**Short exercise:**
Can you write out the whole listing exactly?

**Provided information:**
★ ★ ★ ★
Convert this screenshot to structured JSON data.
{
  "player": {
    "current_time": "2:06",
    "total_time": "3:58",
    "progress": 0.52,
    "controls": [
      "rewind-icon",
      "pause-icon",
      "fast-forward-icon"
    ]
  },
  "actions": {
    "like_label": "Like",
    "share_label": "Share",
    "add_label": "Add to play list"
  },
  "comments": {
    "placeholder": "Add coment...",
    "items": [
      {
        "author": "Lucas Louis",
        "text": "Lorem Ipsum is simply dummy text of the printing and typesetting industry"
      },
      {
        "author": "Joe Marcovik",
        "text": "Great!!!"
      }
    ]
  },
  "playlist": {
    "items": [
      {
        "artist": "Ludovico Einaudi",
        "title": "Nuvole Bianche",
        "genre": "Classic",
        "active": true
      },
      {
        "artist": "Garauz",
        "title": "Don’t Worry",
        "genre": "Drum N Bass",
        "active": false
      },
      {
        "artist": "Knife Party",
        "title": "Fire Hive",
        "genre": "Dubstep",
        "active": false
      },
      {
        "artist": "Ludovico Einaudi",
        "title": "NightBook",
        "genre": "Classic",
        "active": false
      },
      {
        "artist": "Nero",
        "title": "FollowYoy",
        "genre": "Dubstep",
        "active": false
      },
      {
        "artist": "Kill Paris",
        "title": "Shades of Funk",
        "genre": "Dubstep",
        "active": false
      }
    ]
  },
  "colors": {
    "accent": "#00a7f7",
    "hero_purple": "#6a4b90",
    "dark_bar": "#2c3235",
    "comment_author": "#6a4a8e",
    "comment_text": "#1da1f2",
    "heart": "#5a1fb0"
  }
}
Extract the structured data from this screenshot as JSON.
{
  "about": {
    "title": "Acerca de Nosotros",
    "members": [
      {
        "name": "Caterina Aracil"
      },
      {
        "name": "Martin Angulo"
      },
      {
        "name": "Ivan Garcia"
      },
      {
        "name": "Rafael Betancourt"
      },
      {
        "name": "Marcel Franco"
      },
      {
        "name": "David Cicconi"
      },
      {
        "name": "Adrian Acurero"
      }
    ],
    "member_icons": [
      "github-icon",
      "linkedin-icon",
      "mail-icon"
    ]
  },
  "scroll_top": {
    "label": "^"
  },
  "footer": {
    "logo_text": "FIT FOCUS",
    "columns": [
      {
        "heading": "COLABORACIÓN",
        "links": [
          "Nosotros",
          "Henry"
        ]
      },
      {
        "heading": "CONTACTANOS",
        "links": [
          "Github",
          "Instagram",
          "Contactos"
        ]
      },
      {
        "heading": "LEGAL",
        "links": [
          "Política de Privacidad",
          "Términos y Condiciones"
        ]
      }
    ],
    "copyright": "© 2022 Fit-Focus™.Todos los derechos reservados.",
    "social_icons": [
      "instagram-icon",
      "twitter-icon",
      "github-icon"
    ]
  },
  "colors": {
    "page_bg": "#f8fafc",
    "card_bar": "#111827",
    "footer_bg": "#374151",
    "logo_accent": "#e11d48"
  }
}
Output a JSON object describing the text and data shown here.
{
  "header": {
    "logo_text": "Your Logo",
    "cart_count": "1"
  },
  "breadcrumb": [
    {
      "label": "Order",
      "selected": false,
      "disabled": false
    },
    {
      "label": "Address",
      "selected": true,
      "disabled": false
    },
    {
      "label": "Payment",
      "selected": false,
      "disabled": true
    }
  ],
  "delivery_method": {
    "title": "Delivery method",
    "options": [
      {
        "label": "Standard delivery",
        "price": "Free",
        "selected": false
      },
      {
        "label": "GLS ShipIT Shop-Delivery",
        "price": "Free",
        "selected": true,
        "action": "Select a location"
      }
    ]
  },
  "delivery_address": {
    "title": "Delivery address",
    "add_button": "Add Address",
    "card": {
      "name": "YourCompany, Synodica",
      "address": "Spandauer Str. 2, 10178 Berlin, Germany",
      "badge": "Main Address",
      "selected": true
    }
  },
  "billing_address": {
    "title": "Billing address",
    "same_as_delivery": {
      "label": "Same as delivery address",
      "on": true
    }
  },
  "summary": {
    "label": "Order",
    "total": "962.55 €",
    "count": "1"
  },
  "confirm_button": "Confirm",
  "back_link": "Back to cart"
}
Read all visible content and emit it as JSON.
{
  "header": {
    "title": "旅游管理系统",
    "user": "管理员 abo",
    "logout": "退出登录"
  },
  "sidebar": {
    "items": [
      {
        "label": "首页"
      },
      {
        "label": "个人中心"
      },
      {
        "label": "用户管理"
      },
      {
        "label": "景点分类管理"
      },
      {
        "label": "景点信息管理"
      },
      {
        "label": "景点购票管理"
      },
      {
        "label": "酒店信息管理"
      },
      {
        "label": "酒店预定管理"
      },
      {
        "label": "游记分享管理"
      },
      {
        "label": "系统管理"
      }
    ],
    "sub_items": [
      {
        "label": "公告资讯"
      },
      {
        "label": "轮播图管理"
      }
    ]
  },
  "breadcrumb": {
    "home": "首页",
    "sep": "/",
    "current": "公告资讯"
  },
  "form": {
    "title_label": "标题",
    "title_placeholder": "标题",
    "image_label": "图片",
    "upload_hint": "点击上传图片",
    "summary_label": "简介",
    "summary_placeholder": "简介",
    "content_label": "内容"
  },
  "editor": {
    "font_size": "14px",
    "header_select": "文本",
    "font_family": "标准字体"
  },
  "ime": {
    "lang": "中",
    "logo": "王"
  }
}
★ ★ ★ ★
**The answer:**
Convert this screenshot to structured JSON data.
{
  "player": {
    "current_time": "2:06",
    "total_time": "3:58",
    "progress": 0.52,
    "controls": [
      "rewind-icon",
      "pause-icon",
      "fast-forward-icon"
    ]
  },
  "actions": {
    "like_label": "Like",
    "share_label": "Share",
    "add_label": "Add to play list"
  },
  "comments": {
    "placeholder": "Add coment...",
    "items": [
      {
        "author": "Lucas Louis",
        "text": "Lorem Ipsum is simply dummy text of the printing and typesetting industry"
      },
      {
        "author": "Joe Marcovik",
        "text": "Great!!!"
      }
    ]
  },
  "playlist": {
    "items": [
      {
        "artist": "Ludovico Einaudi",
        "title": "Nuvole Bianche",
        "genre": "Classic",
        "active": true
      },
      {
        "artist": "Garauz",
        "title": "Don’t Worry",
        "genre": "Drum N Bass",
        "active": false
      },
      {
        "artist": "Knife Party",
        "title": "Fire Hive",
        "genre": "Dubstep",
        "active": false
      },
      {
        "artist": "Ludovico Einaudi",
        "title": "NightBook",
        "genre": "Classic",
        "active": false
      },
      {
        "artist": "Nero",
        "title": "FollowYoy",
        "genre": "Dubstep",
        "active": false
      },
      {
        "artist": "Kill Paris",
        "title": "Shades of Funk",
        "genre": "Dubstep",
        "active": false
      }
    ]
  },
  "colors": {
    "accent": "#00a7f7",
    "hero_purple": "#6a4b90",
    "dark_bar": "#2c3235",
    "comment_author": "#6a4a8e",
    "comment_text": "#1da1f2",
    "heart": "#5a1fb0"
  }
}
Extract the structured data from this screenshot as JSON.
{
  "about": {
    "title": "Acerca de Nosotros",
    "members": [
      {
        "name": "Caterina Aracil"
      },
      {
        "name": "Martin Angulo"
      },
      {
        "name": "Ivan Garcia"
      },
      {
        "name": "Rafael Betancourt"
      },
      {
        "name": "Marcel Franco"
      },
      {
        "name": "David Cicconi"
      },
      {
        "name": "Adrian Acurero"
      }
    ],
    "member_icons": [
      "github-icon",
      "linkedin-icon",
      "mail-icon"
    ]
  },
  "scroll_top": {
    "label": "^"
  },
  "footer": {
    "logo_text": "FIT FOCUS",
    "columns": [
      {
        "heading": "COLABORACIÓN",
        "links": [
          "Nosotros",
          "Henry"
        ]
      },
      {
        "heading": "CONTACTANOS",
        "links": [
          "Github",
          "Instagram",
          "Contactos"
        ]
      },
      {
        "heading": "LEGAL",
        "links": [
          "Política de Privacidad",
          "Términos y Condiciones"
        ]
      }
    ],
    "copyright": "© 2022 Fit-Focus™.Todos los derechos reservados.",
    "social_icons": [
      "instagram-icon",
      "twitter-icon",
      "github-icon"
    ]
  },
  "colors": {
    "page_bg": "#f8fafc",
    "card_bar": "#111827",
    "footer_bg": "#374151",
    "logo_accent": "#e11d48"
  }
}
Output a JSON object describing the text and data shown here.
{
  "header": {
    "logo_text": "Your Logo",
    "cart_count": "1"
  },
  "breadcrumb": [
    {
      "label": "Order",
      "selected": false,
      "disabled": false
    },
    {
      "label": "Address",
      "selected": true,
      "disabled": false
    },
    {
      "label": "Payment",
      "selected": false,
      "disabled": true
    }
  ],
  "delivery_method": {
    "title": "Delivery method",
    "options": [
      {
        "label": "Standard delivery",
        "price": "Free",
        "selected": false
      },
      {
        "label": "GLS ShipIT Shop-Delivery",
        "price": "Free",
        "selected": true,
        "action": "Select a location"
      }
    ]
  },
  "delivery_address": {
    "title": "Delivery address",
    "add_button": "Add Address",
    "card": {
      "name": "YourCompany, Synodica",
      "address": "Spandauer Str. 2, 10178 Berlin, Germany",
      "badge": "Main Address",
      "selected": true
    }
  },
  "billing_address": {
    "title": "Billing address",
    "same_as_delivery": {
      "label": "Same as delivery address",
      "on": true
    }
  },
  "summary": {
    "label": "Order",
    "total": "962.55 €",
    "count": "1"
  },
  "confirm_button": "Confirm",
  "back_link": "Back to cart"
}
Read all visible content and emit it as JSON.
{
  "header": {
    "title": "旅游管理系统",
    "user": "管理员 abo",
    "logout": "退出登录"
  },
  "sidebar": {
    "items": [
      {
        "label": "首页"
      },
      {
        "label": "个人中心"
      },
      {
        "label": "用户管理"
      },
      {
        "label": "景点分类管理"
      },
      {
        "label": "景点信息管理"
      },
      {
        "label": "景点购票管理"
      },
      {
        "label": "酒店信息管理"
      },
      {
        "label": "酒店预定管理"
      },
      {
        "label": "游记分享管理"
      },
      {
        "label": "系统管理"
      }
    ],
    "sub_items": [
      {
        "label": "公告资讯"
      },
      {
        "label": "轮播图管理"
      }
    ]
  },
  "breadcrumb": {
    "home": "首页",
    "sep": "/",
    "current": "公告资讯"
  },
  "form": {
    "title_label": "标题",
    "title_placeholder": "标题",
    "image_label": "图片",
    "upload_hint": "点击上传图片",
    "summary_label": "简介",
    "summary_placeholder": "简介",
    "content_label": "内容"
  },
  "editor": {
    "font_size": "14px",
    "header_select": "文本",
    "font_family": "标准字体"
  },
  "ime": {
    "lang": "中",
    "logo": "王"
  }
}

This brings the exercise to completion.